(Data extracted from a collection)

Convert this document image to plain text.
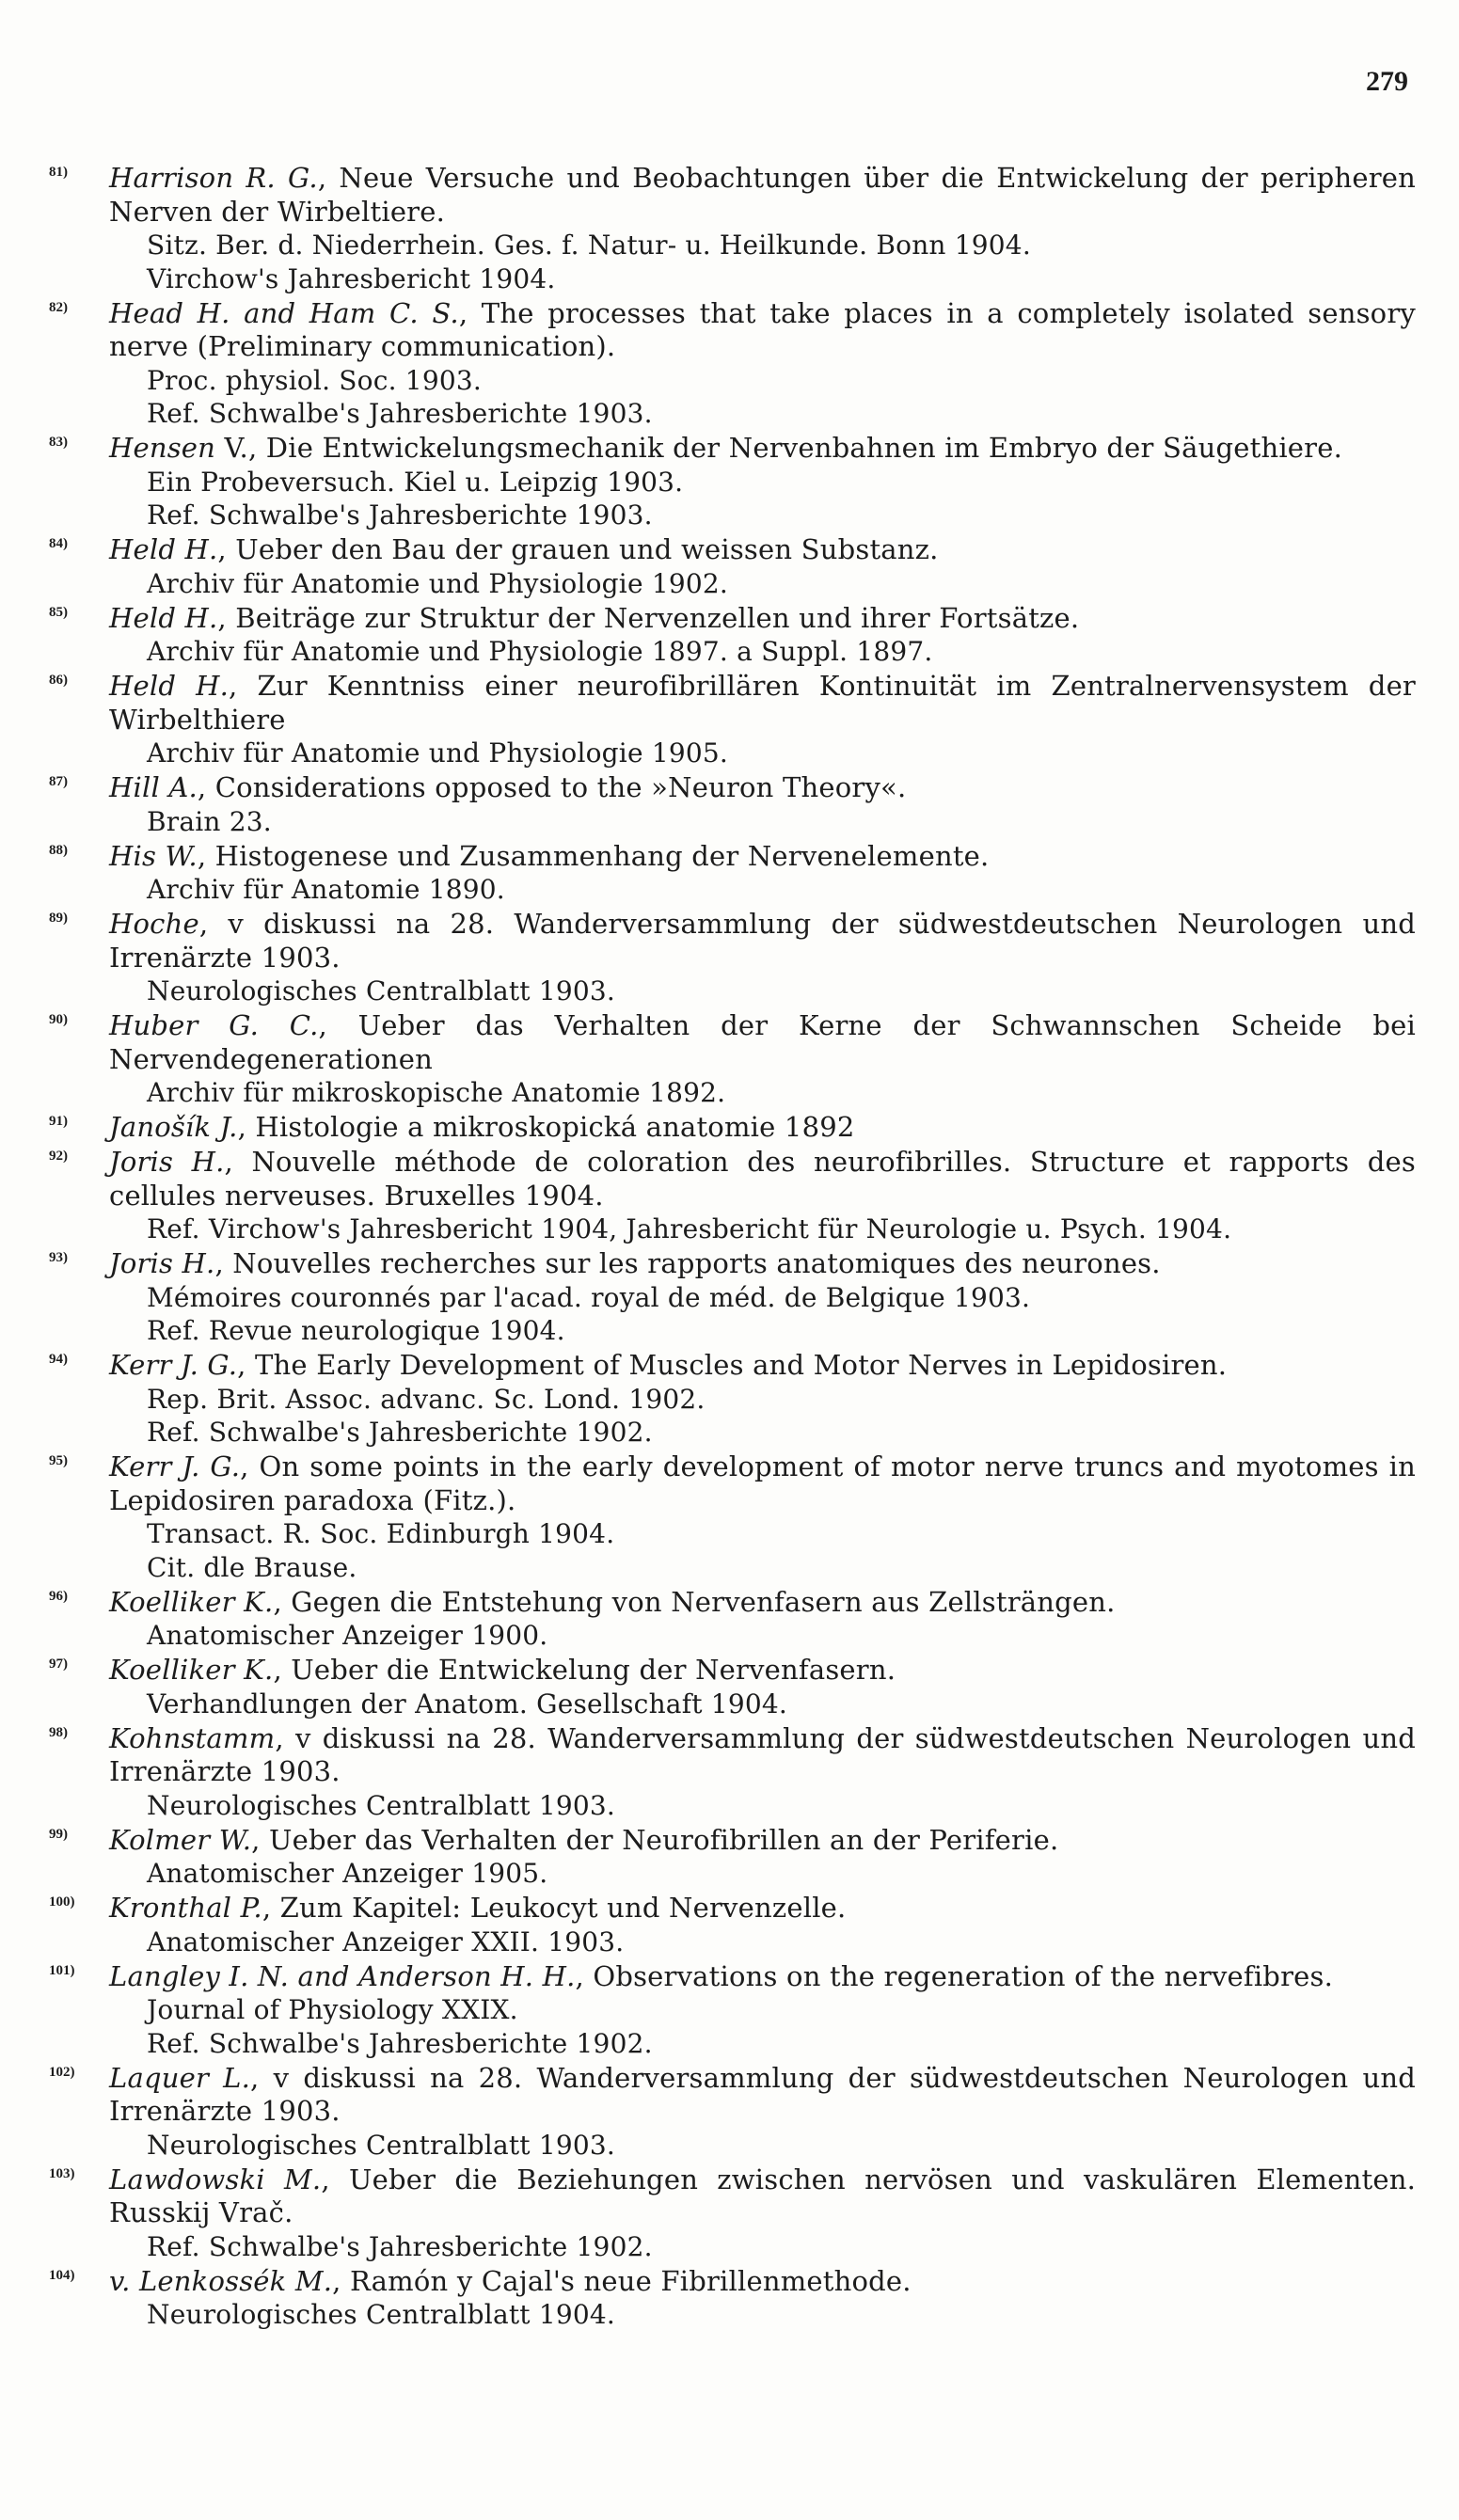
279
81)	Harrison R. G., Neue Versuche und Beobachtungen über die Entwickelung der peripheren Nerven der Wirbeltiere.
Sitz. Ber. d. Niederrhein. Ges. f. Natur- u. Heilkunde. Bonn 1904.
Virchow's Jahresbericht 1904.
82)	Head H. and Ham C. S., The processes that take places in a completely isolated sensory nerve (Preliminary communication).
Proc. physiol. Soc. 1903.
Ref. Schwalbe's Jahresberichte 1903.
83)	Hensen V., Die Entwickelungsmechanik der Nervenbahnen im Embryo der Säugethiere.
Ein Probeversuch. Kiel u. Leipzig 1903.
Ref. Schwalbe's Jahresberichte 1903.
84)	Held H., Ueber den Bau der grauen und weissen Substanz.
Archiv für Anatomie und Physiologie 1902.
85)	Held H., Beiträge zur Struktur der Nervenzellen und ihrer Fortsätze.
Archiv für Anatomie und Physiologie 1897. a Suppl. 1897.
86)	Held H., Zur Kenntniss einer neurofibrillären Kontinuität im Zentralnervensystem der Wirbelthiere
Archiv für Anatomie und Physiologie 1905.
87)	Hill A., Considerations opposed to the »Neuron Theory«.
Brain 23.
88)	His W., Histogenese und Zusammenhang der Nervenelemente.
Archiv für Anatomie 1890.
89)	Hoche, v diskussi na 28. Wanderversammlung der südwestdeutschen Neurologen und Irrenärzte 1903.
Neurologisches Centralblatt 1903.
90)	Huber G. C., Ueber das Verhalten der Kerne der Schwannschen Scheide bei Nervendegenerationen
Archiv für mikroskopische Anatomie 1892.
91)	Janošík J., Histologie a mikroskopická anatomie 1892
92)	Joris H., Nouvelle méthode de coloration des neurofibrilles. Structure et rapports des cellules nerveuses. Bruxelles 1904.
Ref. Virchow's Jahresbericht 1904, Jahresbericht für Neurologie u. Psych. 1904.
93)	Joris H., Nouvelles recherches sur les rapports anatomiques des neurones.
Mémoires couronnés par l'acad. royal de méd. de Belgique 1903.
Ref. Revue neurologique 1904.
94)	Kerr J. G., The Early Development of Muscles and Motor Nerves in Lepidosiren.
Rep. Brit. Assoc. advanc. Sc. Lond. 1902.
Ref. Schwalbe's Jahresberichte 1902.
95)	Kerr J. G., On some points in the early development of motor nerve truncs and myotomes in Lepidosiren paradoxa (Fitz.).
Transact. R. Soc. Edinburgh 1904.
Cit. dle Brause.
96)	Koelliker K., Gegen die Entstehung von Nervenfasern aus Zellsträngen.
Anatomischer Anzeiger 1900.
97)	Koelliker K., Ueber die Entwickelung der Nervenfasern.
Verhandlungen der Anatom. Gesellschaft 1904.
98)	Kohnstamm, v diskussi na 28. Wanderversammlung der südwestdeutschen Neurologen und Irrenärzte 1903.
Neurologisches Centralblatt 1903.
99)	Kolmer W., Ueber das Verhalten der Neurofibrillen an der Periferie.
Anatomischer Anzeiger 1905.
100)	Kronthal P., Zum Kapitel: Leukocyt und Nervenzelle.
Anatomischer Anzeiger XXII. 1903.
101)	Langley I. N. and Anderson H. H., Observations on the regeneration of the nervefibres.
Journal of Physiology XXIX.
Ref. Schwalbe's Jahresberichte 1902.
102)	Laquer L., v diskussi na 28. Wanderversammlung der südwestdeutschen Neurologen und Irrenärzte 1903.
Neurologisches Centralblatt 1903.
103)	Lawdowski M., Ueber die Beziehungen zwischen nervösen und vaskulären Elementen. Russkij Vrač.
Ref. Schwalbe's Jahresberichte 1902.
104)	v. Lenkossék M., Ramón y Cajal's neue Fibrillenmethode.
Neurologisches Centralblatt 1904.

==

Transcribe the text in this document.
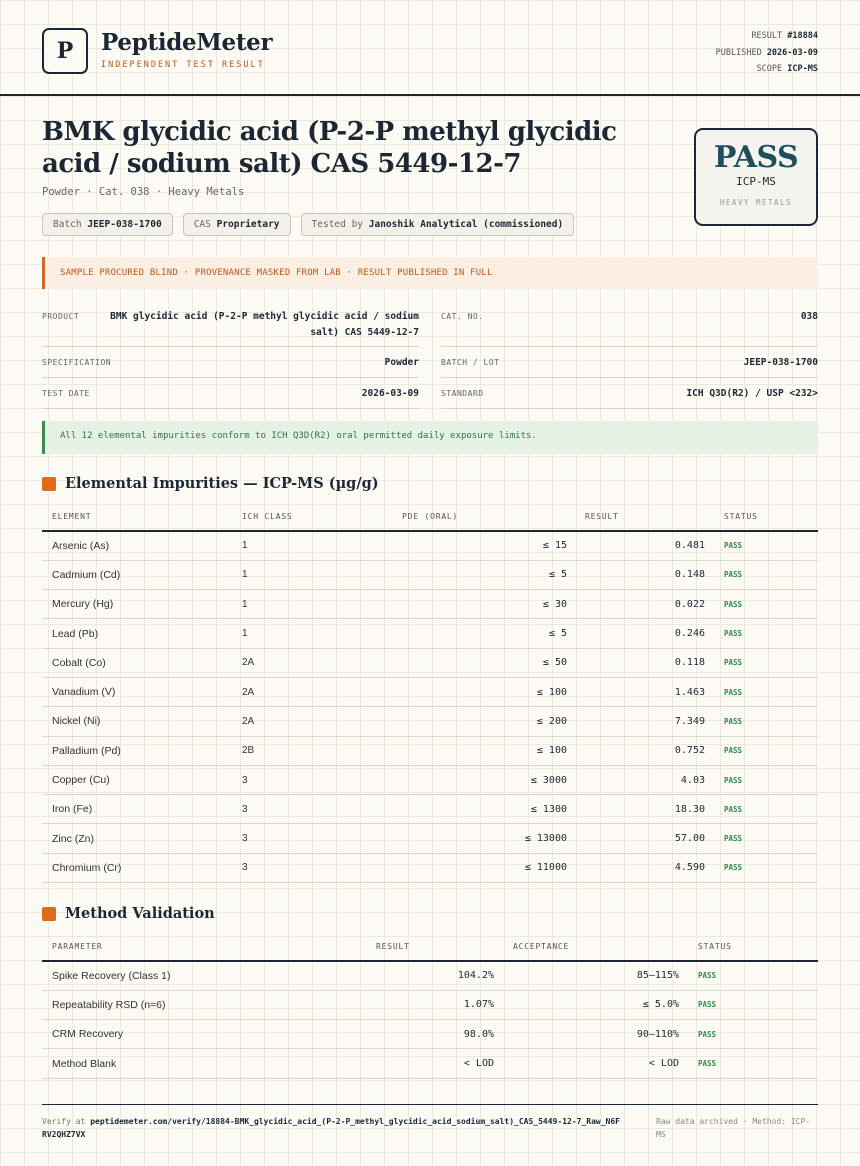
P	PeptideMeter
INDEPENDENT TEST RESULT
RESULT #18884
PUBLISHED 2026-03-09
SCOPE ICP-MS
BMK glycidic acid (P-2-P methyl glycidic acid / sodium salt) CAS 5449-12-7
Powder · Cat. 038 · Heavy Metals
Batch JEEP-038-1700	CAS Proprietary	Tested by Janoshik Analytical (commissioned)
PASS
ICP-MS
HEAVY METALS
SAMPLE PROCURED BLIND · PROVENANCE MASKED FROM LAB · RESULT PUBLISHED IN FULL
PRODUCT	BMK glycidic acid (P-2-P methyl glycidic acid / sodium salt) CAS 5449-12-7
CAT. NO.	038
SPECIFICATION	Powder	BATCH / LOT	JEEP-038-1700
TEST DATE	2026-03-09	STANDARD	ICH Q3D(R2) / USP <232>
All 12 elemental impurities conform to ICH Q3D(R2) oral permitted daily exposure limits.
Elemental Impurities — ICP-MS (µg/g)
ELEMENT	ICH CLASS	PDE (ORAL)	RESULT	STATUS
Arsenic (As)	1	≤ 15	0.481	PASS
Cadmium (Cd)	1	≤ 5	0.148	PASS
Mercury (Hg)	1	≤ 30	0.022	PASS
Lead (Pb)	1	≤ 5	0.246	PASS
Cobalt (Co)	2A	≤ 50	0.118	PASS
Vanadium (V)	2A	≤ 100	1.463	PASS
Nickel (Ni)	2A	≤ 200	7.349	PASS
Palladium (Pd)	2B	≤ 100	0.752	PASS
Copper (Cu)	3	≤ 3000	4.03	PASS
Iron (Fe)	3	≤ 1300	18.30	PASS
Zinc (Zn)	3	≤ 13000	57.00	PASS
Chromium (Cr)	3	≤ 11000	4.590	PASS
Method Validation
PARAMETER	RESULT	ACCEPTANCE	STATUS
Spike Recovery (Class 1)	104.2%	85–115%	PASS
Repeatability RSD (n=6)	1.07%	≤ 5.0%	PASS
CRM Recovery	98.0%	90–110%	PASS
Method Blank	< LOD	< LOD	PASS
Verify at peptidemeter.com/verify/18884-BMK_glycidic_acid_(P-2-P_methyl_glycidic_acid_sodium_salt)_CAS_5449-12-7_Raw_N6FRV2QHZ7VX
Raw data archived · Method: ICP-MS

---

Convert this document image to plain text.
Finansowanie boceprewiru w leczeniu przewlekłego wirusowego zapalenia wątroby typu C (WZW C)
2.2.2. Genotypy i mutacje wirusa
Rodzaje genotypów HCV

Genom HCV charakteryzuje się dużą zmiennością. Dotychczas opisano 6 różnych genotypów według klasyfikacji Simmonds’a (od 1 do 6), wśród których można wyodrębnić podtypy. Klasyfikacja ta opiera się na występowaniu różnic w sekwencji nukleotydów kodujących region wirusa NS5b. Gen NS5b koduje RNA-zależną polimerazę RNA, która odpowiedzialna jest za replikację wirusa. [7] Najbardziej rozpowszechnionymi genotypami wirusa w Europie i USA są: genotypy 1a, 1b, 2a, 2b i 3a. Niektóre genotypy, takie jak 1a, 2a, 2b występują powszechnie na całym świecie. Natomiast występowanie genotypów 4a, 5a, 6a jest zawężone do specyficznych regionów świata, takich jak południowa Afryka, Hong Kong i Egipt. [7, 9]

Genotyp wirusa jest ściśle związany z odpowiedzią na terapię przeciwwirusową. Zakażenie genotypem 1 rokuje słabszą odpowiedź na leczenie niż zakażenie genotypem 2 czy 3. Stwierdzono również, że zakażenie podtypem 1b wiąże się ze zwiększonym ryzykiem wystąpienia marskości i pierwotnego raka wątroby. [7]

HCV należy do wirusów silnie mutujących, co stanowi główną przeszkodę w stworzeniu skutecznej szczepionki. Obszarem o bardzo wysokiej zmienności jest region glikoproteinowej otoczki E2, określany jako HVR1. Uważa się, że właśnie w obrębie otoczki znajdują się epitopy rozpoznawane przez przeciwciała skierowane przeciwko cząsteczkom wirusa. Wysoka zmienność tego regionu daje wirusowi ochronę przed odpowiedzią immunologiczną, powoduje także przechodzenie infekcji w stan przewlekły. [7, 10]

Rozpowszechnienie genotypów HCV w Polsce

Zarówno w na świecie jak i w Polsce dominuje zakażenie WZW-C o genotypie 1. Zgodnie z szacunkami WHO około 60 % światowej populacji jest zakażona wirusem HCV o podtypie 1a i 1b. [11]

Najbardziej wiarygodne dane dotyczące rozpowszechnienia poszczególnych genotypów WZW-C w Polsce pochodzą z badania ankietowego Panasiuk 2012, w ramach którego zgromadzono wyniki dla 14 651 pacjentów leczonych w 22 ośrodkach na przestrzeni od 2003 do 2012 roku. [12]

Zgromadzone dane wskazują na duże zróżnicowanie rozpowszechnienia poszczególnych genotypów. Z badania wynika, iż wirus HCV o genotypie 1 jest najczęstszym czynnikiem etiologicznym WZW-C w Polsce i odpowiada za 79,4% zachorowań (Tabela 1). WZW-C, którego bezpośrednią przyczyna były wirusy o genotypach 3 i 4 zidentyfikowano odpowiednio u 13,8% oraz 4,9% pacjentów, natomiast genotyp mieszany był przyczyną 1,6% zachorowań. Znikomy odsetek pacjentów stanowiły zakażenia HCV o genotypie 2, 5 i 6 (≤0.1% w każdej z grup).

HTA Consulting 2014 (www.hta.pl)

What you should do:
Within the data above, filter for lines containing the word "Anatomischer" and copy each one.

Answer space:
Anatomischer Anzeiger 1900.
Anatomischer Anzeiger 1905.
Anatomischer Anzeiger XXII. 1903.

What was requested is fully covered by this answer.